- _Exercise goal_
Each line that holds the word "their" counts once; give the total for the records below and nothing else.

╭──

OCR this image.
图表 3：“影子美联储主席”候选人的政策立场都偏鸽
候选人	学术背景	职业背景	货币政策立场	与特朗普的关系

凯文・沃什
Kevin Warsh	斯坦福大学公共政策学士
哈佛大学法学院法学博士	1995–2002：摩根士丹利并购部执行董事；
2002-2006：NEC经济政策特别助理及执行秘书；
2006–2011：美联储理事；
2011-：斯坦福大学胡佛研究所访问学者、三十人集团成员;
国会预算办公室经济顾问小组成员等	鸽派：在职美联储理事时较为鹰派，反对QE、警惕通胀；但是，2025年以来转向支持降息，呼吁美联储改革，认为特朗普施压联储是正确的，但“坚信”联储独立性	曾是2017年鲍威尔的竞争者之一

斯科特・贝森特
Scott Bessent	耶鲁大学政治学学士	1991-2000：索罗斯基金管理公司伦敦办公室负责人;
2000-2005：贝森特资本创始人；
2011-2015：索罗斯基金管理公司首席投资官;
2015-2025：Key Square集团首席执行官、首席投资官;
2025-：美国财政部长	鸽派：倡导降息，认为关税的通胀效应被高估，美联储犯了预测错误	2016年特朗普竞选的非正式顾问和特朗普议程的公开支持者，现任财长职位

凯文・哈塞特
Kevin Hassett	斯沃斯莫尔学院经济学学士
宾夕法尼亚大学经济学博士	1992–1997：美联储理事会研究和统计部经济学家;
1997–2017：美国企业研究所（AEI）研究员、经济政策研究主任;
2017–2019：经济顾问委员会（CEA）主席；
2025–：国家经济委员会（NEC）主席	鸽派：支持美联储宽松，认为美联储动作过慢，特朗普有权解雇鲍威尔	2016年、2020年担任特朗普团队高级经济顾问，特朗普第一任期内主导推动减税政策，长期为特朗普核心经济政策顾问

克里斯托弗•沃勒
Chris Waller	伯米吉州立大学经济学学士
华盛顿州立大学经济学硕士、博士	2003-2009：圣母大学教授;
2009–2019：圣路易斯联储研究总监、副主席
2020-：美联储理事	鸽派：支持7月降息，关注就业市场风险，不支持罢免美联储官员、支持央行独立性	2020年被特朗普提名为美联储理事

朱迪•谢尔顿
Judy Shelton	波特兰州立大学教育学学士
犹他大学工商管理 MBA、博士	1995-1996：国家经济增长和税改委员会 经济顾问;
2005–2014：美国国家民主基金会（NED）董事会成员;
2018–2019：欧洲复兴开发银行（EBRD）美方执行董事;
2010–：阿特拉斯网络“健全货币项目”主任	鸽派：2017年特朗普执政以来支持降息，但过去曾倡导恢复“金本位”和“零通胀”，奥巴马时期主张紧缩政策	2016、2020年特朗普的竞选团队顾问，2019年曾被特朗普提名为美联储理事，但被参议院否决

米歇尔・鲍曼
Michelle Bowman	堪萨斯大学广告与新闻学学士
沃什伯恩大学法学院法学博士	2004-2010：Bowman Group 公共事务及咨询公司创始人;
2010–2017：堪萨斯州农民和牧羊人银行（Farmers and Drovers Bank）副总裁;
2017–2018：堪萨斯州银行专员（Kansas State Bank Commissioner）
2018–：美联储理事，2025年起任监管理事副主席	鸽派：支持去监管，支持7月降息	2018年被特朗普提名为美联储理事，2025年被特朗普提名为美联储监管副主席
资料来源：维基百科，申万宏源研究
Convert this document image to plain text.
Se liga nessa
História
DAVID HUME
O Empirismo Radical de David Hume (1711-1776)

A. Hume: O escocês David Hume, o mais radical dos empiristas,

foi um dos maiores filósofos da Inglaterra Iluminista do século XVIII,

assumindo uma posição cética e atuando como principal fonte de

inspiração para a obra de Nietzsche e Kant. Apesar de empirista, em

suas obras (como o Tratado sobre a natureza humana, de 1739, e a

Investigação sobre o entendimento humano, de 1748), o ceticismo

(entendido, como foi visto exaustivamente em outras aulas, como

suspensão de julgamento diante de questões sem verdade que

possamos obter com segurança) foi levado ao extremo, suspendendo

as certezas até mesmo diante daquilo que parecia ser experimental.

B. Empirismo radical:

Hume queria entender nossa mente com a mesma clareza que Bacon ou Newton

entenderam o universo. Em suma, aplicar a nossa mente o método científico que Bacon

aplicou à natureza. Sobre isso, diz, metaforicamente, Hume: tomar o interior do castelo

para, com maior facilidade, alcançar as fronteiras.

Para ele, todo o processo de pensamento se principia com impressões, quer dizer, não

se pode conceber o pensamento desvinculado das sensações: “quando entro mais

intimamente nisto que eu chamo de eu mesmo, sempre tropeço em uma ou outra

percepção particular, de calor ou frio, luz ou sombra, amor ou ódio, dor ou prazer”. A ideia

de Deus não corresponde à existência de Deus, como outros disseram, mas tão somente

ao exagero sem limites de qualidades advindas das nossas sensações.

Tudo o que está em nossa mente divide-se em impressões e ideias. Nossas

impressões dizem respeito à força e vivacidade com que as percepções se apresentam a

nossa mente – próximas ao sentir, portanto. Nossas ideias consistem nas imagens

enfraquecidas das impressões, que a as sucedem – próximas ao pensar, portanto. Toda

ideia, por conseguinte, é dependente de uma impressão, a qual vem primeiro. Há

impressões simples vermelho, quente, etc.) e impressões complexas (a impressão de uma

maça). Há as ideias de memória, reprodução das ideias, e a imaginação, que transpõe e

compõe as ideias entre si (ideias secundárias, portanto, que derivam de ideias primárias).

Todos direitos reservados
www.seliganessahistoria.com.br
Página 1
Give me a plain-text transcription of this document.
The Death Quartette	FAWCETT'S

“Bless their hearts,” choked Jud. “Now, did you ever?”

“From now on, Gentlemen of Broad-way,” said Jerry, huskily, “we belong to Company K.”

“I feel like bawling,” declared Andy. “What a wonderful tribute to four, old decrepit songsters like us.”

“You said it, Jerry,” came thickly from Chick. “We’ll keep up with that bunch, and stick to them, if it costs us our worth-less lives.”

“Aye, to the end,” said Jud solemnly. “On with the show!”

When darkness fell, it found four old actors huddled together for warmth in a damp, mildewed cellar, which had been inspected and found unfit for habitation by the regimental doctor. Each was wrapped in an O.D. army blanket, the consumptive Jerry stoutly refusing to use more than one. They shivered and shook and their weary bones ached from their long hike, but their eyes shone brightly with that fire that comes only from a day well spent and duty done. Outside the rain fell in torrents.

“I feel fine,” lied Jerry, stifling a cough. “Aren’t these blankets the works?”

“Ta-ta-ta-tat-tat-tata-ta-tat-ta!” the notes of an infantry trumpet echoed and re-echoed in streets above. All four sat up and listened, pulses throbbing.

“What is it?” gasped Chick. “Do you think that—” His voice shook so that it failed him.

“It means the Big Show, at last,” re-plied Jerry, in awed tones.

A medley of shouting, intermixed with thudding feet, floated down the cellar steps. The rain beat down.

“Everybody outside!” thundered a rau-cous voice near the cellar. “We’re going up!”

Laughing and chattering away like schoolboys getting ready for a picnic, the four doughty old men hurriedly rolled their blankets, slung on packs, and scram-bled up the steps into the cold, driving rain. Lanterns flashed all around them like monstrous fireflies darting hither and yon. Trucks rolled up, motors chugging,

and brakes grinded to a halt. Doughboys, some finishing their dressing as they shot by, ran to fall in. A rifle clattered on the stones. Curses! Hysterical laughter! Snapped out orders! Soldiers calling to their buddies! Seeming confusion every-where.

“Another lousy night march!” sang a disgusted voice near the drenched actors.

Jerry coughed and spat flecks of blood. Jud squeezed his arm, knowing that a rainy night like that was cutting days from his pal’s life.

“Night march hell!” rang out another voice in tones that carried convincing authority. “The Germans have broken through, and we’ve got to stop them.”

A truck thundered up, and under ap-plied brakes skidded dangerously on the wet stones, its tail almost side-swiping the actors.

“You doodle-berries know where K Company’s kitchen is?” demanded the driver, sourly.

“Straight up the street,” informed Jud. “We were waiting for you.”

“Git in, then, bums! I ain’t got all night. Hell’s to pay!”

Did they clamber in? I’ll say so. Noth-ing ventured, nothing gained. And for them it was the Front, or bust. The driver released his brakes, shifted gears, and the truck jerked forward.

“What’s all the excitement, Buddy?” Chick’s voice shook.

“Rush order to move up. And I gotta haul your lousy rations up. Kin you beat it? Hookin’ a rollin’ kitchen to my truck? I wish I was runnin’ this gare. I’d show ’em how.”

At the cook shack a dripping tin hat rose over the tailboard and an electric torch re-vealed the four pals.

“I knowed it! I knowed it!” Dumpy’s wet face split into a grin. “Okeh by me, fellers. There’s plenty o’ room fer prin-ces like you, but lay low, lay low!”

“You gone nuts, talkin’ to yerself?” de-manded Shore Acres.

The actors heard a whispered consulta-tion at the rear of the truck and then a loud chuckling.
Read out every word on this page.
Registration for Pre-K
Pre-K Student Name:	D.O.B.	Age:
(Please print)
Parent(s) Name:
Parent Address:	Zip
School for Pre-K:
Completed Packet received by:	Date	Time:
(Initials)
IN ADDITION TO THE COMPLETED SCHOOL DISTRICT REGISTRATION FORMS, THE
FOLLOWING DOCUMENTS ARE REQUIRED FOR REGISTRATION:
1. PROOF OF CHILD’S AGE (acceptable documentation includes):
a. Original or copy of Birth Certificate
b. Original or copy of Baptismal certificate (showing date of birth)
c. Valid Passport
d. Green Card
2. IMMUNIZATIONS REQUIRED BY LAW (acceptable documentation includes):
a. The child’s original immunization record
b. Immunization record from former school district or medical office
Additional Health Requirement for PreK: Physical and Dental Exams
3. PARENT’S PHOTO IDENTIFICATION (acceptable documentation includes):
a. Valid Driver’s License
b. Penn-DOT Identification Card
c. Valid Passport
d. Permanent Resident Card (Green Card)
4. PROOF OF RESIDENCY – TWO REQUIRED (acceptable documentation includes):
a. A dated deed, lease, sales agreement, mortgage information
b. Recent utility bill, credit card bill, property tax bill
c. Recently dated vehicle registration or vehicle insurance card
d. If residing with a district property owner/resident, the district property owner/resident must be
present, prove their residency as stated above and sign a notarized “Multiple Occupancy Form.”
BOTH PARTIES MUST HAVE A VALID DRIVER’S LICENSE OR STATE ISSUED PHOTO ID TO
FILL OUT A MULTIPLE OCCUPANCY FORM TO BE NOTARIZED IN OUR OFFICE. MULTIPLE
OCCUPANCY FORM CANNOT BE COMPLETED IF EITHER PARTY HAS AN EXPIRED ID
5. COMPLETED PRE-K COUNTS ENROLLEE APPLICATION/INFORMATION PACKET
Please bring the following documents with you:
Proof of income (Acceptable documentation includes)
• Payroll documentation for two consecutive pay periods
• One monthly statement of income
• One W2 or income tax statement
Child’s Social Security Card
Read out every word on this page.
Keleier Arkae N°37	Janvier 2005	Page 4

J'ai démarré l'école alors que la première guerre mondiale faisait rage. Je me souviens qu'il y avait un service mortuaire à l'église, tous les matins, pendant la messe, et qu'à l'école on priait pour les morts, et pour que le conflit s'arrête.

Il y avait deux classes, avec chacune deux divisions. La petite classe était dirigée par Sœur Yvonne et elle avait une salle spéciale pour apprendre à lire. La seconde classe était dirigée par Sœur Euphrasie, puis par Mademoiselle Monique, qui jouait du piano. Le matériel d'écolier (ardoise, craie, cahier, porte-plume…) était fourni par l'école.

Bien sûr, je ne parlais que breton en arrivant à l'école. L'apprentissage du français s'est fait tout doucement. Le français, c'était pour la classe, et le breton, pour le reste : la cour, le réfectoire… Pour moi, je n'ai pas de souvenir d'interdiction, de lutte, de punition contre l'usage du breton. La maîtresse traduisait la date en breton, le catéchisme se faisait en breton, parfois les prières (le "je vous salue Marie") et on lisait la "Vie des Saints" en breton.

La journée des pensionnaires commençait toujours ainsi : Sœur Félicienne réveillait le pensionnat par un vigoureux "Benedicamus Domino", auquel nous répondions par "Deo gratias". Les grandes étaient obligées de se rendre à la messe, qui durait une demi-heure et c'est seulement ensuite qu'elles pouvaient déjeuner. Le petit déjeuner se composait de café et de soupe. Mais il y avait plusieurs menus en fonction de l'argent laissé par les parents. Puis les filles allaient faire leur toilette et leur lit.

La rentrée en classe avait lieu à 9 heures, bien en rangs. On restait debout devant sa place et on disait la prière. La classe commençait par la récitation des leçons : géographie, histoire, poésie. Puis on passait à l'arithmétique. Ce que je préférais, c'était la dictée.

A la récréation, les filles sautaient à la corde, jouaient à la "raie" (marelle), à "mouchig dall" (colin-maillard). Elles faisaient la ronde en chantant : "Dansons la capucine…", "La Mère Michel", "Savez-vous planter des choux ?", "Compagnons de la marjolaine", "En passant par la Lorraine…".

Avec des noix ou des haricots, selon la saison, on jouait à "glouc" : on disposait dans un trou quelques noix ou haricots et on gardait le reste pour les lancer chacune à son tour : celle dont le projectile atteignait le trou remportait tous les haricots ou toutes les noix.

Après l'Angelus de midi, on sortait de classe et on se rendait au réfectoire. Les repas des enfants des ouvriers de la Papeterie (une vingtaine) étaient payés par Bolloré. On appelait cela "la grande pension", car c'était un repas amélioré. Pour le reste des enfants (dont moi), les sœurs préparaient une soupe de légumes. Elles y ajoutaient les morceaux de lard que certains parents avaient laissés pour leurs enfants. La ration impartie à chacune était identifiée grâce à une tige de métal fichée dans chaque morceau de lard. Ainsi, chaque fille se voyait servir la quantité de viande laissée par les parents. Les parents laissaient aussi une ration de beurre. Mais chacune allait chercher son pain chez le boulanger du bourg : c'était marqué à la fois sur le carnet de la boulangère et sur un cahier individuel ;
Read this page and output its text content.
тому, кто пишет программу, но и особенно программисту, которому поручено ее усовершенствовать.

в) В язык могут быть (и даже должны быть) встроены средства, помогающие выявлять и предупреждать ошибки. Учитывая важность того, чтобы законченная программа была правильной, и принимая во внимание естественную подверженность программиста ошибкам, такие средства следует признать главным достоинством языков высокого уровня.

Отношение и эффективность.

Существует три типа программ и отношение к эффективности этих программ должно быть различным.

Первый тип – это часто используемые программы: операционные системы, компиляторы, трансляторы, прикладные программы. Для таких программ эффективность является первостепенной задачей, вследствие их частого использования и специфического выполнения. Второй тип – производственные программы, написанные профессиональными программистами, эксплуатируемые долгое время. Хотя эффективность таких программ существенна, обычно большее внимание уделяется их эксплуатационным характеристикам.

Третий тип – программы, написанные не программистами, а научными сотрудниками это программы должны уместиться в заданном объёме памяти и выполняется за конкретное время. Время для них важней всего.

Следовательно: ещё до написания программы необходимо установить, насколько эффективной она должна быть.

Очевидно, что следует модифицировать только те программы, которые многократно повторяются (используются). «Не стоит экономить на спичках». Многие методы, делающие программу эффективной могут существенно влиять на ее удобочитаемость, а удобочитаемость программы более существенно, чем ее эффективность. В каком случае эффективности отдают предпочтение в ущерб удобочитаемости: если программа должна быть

╰──

- _The completed task_
5